What the task asks> Extract every line that includes the string "original".

[Stored entries]
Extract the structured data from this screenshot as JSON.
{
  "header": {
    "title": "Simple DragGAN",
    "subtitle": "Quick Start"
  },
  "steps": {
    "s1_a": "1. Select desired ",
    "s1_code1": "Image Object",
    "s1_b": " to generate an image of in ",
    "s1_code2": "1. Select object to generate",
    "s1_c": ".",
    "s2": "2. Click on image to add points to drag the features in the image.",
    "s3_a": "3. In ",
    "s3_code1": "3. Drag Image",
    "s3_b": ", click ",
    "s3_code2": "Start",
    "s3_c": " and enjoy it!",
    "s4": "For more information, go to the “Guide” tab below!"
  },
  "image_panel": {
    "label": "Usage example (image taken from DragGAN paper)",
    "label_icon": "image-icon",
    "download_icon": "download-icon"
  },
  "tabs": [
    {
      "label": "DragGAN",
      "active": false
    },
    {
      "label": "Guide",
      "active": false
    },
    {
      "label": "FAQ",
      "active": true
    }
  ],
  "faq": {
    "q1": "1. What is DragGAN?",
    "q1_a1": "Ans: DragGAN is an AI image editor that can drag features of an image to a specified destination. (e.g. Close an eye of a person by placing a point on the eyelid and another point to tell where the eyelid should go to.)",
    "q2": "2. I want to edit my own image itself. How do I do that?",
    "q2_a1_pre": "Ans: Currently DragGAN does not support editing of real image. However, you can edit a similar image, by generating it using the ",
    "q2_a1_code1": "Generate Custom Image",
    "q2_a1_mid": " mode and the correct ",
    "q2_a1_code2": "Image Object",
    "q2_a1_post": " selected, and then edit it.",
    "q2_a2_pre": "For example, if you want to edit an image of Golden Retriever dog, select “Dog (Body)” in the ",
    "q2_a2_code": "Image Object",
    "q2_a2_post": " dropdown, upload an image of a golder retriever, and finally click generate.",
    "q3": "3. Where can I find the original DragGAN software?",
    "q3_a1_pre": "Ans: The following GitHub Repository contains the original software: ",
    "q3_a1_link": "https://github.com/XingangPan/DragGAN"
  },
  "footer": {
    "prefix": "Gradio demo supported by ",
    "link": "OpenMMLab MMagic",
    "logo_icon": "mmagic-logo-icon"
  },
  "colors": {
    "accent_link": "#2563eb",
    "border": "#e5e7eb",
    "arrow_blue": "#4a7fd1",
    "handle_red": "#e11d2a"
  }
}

Solution to this exercise>
    "q3": "3. Where can I find the original DragGAN software?",
    "q3_a1_pre": "Ans: The following GitHub Repository contains the original software: ",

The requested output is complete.